Each entry below is to be transcribed exactly.
— START PROVIDED MATERIAL —
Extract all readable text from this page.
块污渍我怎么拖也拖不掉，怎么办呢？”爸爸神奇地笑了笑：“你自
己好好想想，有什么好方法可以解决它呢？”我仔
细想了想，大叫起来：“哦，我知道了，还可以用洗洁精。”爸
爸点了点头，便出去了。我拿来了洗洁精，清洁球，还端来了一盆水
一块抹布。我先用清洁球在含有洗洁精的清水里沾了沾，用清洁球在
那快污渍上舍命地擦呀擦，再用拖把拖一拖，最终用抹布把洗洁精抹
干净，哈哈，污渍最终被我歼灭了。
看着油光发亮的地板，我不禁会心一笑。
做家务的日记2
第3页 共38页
— END PROVIDED MATERIAL —
• _COMPLETE OUTPUT_
Extract all readable text from this page.
块污渍我怎么拖也拖不掉，怎么办呢？”爸爸神奇地笑了笑：“你自
己好好想想，有什么好方法可以解决它呢？”我仔
细想了想，大叫起来：“哦，我知道了，还可以用洗洁精。”爸
爸点了点头，便出去了。我拿来了洗洁精，清洁球，还端来了一盆水
一块抹布。我先用清洁球在含有洗洁精的清水里沾了沾，用清洁球在
那快污渍上舍命地擦呀擦，再用拖把拖一拖，最终用抹布把洗洁精抹
干净，哈哈，污渍最终被我歼灭了。
看着油光发亮的地板，我不禁会心一笑。
做家务的日记2
第3页 共38页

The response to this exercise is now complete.